__Exercise requirements__
Pick out every line in the items below that contains the string "this" and copy those lines. Case counts.

__Raw records__
^^^^

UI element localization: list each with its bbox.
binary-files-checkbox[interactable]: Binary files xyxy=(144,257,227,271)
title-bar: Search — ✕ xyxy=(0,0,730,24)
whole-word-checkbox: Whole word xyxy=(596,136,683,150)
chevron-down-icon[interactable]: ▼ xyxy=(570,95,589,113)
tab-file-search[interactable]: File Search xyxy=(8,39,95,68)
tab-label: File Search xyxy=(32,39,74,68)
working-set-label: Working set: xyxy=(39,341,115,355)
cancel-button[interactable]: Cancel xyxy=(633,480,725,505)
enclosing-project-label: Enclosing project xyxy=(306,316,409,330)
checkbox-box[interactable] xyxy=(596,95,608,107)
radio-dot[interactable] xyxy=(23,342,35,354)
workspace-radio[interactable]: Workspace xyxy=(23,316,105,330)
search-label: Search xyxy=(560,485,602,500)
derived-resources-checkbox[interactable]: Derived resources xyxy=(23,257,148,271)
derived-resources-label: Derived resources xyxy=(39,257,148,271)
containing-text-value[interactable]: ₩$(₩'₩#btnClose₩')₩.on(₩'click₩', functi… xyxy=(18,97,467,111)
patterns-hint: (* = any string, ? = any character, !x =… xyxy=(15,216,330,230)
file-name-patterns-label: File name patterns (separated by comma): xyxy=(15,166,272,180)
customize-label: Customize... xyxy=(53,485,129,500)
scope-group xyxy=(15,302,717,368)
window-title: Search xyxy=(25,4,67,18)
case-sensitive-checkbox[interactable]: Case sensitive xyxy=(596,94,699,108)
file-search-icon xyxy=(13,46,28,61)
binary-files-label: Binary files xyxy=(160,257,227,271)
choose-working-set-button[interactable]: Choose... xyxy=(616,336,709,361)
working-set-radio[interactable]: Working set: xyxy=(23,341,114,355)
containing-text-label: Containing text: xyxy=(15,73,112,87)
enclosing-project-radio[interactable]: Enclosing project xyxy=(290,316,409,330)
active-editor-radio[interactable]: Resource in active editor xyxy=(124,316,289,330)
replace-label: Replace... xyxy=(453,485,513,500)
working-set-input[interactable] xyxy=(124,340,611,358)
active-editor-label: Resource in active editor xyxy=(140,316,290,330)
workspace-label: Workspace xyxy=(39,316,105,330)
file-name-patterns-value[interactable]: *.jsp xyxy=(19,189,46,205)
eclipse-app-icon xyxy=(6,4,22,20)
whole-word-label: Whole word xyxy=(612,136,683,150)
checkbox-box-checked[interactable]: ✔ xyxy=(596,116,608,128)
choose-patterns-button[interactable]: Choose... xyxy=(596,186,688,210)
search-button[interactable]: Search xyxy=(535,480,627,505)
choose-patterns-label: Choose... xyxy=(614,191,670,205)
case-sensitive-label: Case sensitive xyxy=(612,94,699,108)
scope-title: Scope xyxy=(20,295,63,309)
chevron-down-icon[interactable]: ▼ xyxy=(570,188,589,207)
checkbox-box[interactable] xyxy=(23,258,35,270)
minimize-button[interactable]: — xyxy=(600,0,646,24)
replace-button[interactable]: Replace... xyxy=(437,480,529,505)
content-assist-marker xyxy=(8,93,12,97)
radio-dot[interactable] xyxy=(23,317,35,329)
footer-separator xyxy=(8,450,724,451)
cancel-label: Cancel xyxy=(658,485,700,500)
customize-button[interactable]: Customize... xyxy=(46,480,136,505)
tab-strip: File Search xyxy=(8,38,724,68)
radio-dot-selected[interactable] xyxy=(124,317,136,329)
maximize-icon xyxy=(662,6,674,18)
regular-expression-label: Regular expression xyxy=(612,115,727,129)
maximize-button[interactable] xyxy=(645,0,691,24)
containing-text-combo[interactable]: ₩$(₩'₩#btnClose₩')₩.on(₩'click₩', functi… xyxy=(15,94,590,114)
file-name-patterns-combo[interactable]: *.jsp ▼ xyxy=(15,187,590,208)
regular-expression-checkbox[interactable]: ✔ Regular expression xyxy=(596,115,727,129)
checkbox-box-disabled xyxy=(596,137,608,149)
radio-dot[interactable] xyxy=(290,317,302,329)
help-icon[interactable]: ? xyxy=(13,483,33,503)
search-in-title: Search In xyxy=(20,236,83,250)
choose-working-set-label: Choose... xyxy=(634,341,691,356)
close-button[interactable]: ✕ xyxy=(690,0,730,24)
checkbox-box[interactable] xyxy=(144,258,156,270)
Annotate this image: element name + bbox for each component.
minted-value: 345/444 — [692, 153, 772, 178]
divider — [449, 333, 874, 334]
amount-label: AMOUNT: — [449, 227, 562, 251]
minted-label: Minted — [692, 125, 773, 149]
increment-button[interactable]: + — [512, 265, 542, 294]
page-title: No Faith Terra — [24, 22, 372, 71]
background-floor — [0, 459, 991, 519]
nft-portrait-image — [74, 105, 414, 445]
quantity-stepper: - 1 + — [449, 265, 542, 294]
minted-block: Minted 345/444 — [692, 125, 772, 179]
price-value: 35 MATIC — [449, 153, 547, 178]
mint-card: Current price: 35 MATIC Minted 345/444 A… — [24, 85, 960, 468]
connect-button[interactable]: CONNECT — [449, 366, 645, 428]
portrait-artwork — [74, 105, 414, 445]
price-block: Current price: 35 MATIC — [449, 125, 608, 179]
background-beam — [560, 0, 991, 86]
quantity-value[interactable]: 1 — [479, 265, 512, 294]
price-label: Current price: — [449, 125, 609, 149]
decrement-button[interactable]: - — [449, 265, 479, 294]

^^^^

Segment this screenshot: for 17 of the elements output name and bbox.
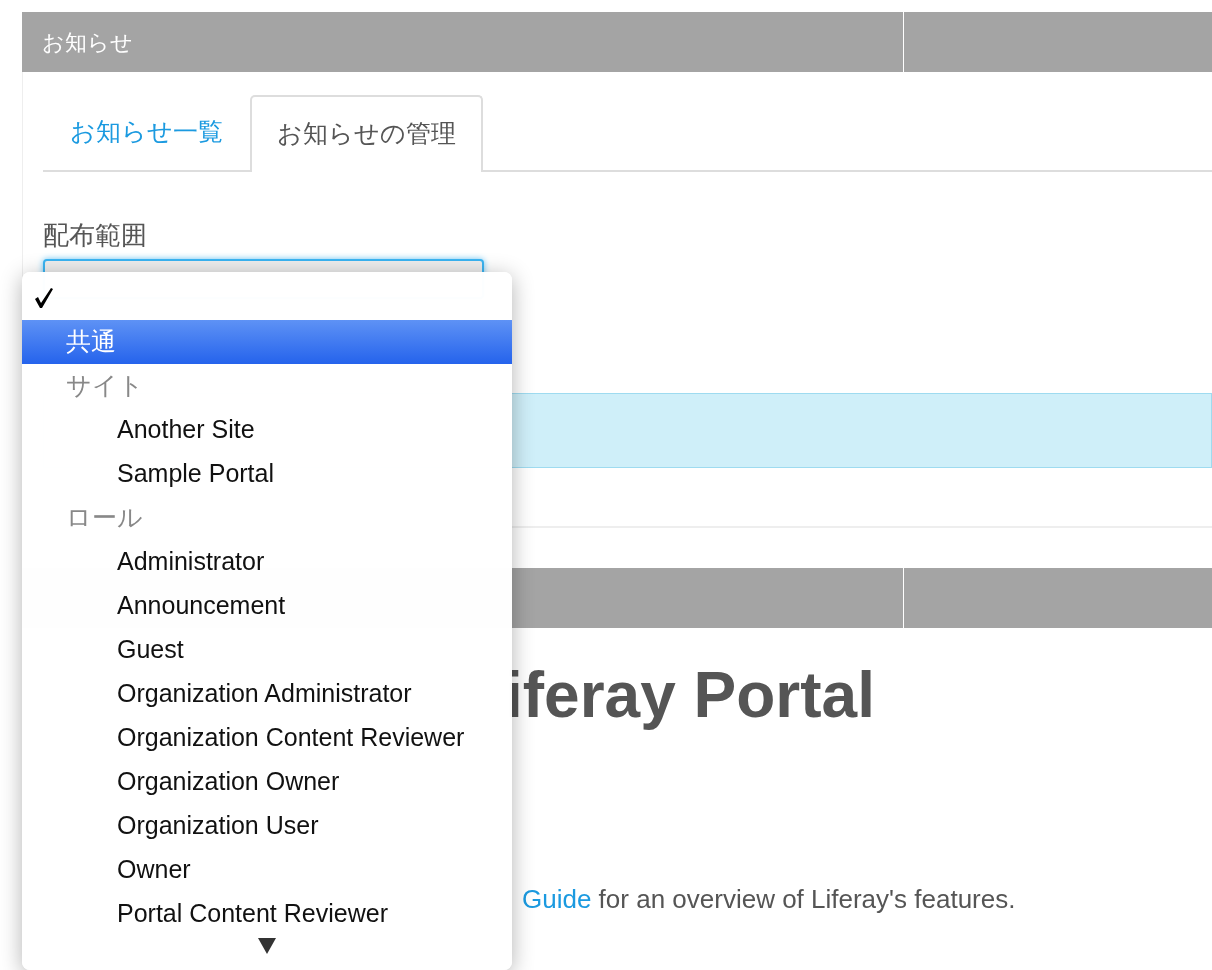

^^^^

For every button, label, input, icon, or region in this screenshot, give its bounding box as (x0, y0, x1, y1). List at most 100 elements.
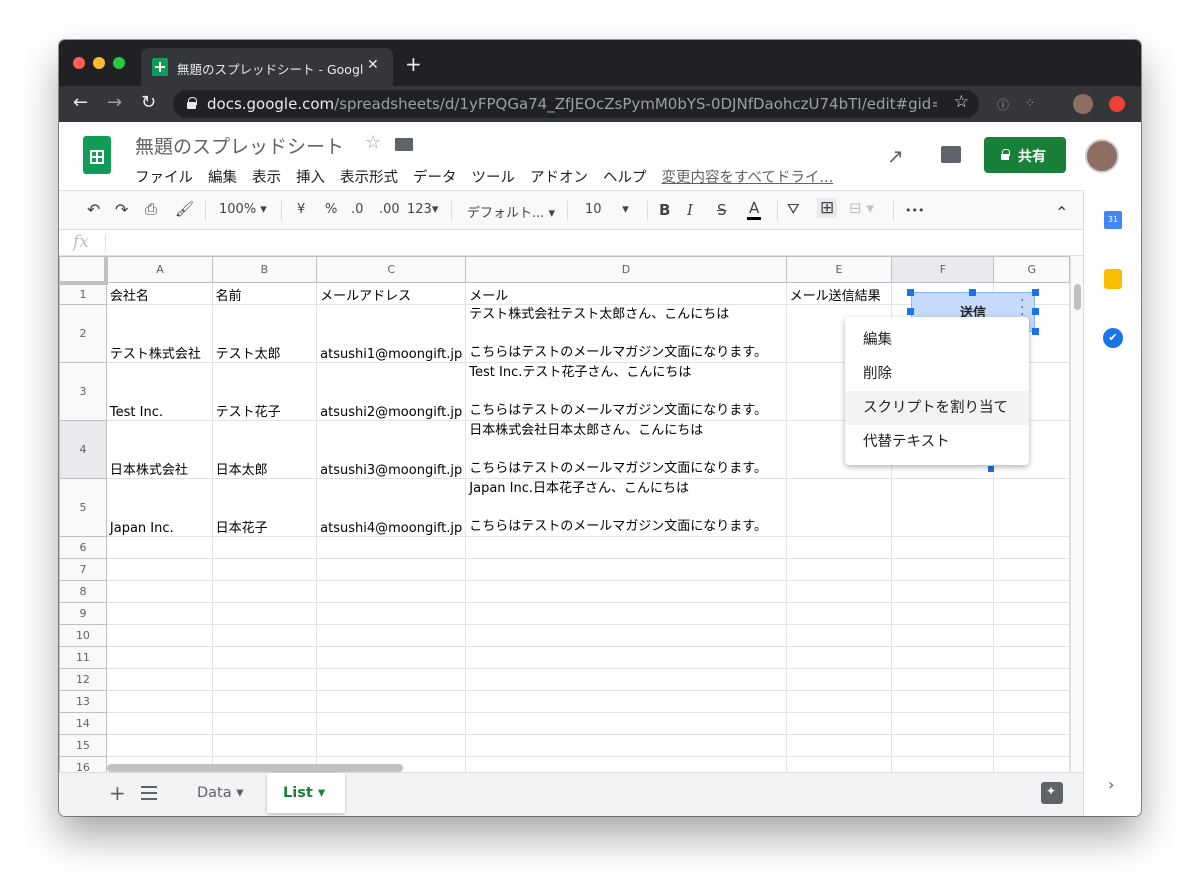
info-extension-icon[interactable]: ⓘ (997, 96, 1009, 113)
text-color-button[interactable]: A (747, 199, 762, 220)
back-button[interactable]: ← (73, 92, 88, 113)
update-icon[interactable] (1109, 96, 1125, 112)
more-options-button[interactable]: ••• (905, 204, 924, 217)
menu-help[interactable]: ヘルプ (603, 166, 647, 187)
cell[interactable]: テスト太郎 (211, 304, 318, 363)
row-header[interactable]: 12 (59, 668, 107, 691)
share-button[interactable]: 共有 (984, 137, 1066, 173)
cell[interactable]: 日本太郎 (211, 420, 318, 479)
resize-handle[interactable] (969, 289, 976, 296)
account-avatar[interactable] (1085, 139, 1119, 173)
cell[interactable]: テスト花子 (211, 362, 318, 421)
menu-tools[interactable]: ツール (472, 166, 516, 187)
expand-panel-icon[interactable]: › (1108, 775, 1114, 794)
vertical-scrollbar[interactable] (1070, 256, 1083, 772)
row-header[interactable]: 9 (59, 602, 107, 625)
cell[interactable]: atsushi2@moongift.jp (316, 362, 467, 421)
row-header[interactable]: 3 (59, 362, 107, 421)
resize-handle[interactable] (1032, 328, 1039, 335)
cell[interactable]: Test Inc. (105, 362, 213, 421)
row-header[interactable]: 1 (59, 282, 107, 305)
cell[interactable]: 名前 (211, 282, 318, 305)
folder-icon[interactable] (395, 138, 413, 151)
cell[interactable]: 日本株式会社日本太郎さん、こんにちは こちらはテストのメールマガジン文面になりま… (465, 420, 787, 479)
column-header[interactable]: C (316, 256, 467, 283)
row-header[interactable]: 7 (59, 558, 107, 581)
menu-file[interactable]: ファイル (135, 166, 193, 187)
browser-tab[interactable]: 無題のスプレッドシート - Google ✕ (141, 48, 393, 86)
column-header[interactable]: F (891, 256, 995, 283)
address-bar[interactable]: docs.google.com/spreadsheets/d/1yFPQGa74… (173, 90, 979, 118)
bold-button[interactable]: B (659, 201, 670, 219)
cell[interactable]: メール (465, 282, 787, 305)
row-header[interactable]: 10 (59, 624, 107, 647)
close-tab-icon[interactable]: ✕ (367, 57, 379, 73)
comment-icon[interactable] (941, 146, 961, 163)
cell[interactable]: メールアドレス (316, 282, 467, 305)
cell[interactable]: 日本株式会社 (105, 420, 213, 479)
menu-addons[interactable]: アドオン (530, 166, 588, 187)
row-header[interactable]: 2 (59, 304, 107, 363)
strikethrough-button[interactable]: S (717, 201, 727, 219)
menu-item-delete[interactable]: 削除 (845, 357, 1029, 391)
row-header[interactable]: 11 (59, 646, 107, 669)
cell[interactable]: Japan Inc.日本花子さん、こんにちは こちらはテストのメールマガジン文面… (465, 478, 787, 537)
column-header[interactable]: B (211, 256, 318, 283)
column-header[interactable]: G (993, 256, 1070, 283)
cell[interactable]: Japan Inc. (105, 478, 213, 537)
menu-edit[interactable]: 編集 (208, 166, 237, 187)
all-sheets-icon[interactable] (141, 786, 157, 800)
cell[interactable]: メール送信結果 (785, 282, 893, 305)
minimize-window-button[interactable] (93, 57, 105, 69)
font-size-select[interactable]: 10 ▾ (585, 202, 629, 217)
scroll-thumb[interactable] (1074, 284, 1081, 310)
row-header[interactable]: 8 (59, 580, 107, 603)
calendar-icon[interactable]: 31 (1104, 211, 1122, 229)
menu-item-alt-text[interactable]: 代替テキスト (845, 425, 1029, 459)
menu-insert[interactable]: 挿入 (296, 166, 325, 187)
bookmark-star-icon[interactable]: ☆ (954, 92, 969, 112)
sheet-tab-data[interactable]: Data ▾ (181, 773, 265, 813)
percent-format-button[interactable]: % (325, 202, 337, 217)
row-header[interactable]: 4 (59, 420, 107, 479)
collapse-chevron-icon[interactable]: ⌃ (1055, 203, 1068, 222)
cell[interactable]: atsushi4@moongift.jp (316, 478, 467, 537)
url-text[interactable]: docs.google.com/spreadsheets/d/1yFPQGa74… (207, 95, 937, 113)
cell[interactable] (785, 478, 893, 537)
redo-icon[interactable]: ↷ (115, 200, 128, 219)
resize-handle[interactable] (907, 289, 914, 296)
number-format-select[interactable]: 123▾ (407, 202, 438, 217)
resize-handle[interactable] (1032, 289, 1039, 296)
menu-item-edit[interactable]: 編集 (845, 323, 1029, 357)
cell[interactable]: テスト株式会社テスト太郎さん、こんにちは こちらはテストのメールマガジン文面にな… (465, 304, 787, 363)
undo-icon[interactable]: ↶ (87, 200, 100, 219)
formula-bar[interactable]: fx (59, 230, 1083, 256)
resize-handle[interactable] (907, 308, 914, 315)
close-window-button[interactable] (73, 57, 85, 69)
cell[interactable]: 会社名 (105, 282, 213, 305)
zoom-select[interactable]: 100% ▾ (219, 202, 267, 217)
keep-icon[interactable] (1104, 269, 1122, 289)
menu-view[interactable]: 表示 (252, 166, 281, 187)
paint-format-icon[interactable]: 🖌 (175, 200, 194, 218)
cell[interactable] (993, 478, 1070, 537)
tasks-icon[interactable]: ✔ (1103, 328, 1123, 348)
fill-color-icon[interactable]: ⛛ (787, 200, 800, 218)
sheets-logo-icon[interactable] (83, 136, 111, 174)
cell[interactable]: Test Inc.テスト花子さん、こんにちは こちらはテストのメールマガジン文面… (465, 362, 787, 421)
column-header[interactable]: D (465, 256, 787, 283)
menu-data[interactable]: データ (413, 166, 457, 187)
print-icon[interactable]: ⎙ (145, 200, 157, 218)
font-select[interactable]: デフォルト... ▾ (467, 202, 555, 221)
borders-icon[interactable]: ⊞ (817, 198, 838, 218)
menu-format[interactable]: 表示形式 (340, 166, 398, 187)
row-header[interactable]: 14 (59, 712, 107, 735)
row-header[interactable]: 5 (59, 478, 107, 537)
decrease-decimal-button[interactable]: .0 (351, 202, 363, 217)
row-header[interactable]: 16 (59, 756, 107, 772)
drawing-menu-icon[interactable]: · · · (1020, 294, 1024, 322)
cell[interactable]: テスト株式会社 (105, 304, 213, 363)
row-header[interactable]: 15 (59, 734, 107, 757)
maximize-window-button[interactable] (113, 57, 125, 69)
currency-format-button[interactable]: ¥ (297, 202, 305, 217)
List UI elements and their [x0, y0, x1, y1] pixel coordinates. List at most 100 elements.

^^^^

__Final result__
Annotate this image: element name + bbox for each component.
Segment this screenshot: for 17 of the elements output name and bbox.
For every button, label, input, icon, or region in this screenshot, give its bounding box as (x0, y0, x1, y1). List at most 100 elements.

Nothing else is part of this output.